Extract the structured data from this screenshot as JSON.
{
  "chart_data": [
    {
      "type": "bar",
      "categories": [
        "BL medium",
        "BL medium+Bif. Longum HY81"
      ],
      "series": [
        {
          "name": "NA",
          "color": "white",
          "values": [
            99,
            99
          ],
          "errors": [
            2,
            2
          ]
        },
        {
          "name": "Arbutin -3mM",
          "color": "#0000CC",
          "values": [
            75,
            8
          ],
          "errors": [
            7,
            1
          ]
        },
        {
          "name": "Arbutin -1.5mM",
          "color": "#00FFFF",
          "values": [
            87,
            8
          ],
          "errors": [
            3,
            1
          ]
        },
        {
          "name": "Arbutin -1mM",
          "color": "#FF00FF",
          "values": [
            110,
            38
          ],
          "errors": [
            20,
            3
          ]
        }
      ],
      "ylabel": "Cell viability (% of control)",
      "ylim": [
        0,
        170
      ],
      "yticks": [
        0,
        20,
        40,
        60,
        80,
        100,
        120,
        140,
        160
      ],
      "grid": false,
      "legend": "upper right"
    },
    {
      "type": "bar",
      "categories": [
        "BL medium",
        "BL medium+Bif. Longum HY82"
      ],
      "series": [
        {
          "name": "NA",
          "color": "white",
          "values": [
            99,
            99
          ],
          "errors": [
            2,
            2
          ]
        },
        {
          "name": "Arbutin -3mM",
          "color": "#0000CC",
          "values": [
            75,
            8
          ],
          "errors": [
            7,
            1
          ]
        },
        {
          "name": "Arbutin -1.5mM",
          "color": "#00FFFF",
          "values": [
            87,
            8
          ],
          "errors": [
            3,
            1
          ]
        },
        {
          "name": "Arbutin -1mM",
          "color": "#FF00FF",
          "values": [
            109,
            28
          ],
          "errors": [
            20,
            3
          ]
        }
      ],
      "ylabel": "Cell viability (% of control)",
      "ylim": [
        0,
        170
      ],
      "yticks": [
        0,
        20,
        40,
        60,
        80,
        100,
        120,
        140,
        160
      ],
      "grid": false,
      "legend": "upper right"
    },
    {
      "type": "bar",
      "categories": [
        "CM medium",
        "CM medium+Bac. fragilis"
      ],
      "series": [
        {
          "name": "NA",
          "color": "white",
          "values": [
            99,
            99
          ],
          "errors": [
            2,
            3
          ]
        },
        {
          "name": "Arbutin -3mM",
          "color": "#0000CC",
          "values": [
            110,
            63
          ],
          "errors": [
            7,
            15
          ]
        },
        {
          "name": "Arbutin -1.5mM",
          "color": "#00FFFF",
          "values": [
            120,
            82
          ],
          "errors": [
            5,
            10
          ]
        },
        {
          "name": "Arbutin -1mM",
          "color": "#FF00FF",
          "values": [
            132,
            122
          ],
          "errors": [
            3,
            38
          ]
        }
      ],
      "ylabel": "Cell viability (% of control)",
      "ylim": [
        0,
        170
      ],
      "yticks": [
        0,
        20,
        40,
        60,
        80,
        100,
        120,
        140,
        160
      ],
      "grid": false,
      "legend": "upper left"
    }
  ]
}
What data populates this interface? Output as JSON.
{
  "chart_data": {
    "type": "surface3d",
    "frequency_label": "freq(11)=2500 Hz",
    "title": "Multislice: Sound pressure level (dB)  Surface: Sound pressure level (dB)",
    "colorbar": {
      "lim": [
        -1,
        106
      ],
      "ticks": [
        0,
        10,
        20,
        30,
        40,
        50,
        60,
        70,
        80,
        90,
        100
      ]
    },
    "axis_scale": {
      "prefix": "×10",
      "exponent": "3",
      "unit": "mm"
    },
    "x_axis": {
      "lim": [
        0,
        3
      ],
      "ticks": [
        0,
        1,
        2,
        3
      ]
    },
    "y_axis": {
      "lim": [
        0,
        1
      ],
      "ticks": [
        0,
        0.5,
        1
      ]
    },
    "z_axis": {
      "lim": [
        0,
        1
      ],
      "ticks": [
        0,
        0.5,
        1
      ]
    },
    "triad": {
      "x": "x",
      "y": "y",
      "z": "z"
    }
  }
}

# # # # #

Recite the full listing above exactly.

▶ **WRITTEN RESPONSE**:
Extract the structured data from this screenshot as JSON.
{
  "chart_data": [
    {
      "type": "bar",
      "categories": [
        "BL medium",
        "BL medium+Bif. Longum HY81"
      ],
      "series": [
        {
          "name": "NA",
          "color": "white",
          "values": [
            99,
            99
          ],
          "errors": [
            2,
            2
          ]
        },
        {
          "name": "Arbutin -3mM",
          "color": "#0000CC",
          "values": [
            75,
            8
          ],
          "errors": [
            7,
            1
          ]
        },
        {
          "name": "Arbutin -1.5mM",
          "color": "#00FFFF",
          "values": [
            87,
            8
          ],
          "errors": [
            3,
            1
          ]
        },
        {
          "name": "Arbutin -1mM",
          "color": "#FF00FF",
          "values": [
            110,
            38
          ],
          "errors": [
            20,
            3
          ]
        }
      ],
      "ylabel": "Cell viability (% of control)",
      "ylim": [
        0,
        170
      ],
      "yticks": [
        0,
        20,
        40,
        60,
        80,
        100,
        120,
        140,
        160
      ],
      "grid": false,
      "legend": "upper right"
    },
    {
      "type": "bar",
      "categories": [
        "BL medium",
        "BL medium+Bif. Longum HY82"
      ],
      "series": [
        {
          "name": "NA",
          "color": "white",
          "values": [
            99,
            99
          ],
          "errors": [
            2,
            2
          ]
        },
        {
          "name": "Arbutin -3mM",
          "color": "#0000CC",
          "values": [
            75,
            8
          ],
          "errors": [
            7,
            1
          ]
        },
        {
          "name": "Arbutin -1.5mM",
          "color": "#00FFFF",
          "values": [
            87,
            8
          ],
          "errors": [
            3,
            1
          ]
        },
        {
          "name": "Arbutin -1mM",
          "color": "#FF00FF",
          "values": [
            109,
            28
          ],
          "errors": [
            20,
            3
          ]
        }
      ],
      "ylabel": "Cell viability (% of control)",
      "ylim": [
        0,
        170
      ],
      "yticks": [
        0,
        20,
        40,
        60,
        80,
        100,
        120,
        140,
        160
      ],
      "grid": false,
      "legend": "upper right"
    },
    {
      "type": "bar",
      "categories": [
        "CM medium",
        "CM medium+Bac. fragilis"
      ],
      "series": [
        {
          "name": "NA",
          "color": "white",
          "values": [
            99,
            99
          ],
          "errors": [
            2,
            3
          ]
        },
        {
          "name": "Arbutin -3mM",
          "color": "#0000CC",
          "values": [
            110,
            63
          ],
          "errors": [
            7,
            15
          ]
        },
        {
          "name": "Arbutin -1.5mM",
          "color": "#00FFFF",
          "values": [
            120,
            82
          ],
          "errors": [
            5,
            10
          ]
        },
        {
          "name": "Arbutin -1mM",
          "color": "#FF00FF",
          "values": [
            132,
            122
          ],
          "errors": [
            3,
            38
          ]
        }
      ],
      "ylabel": "Cell viability (% of control)",
      "ylim": [
        0,
        170
      ],
      "yticks": [
        0,
        20,
        40,
        60,
        80,
        100,
        120,
        140,
        160
      ],
      "grid": false,
      "legend": "upper left"
    }
  ]
}
What data populates this interface? Output as JSON.
{
  "chart_data": {
    "type": "surface3d",
    "frequency_label": "freq(11)=2500 Hz",
    "title": "Multislice: Sound pressure level (dB)  Surface: Sound pressure level (dB)",
    "colorbar": {
      "lim": [
        -1,
        106
      ],
      "ticks": [
        0,
        10,
        20,
        30,
        40,
        50,
        60,
        70,
        80,
        90,
        100
      ]
    },
    "axis_scale": {
      "prefix": "×10",
      "exponent": "3",
      "unit": "mm"
    },
    "x_axis": {
      "lim": [
        0,
        3
      ],
      "ticks": [
        0,
        1,
        2,
        3
      ]
    },
    "y_axis": {
      "lim": [
        0,
        1
      ],
      "ticks": [
        0,
        0.5,
        1
      ]
    },
    "z_axis": {
      "lim": [
        0,
        1
      ],
      "ticks": [
        0,
        0.5,
        1
      ]
    },
    "triad": {
      "x": "x",
      "y": "y",
      "z": "z"
    }
  }
}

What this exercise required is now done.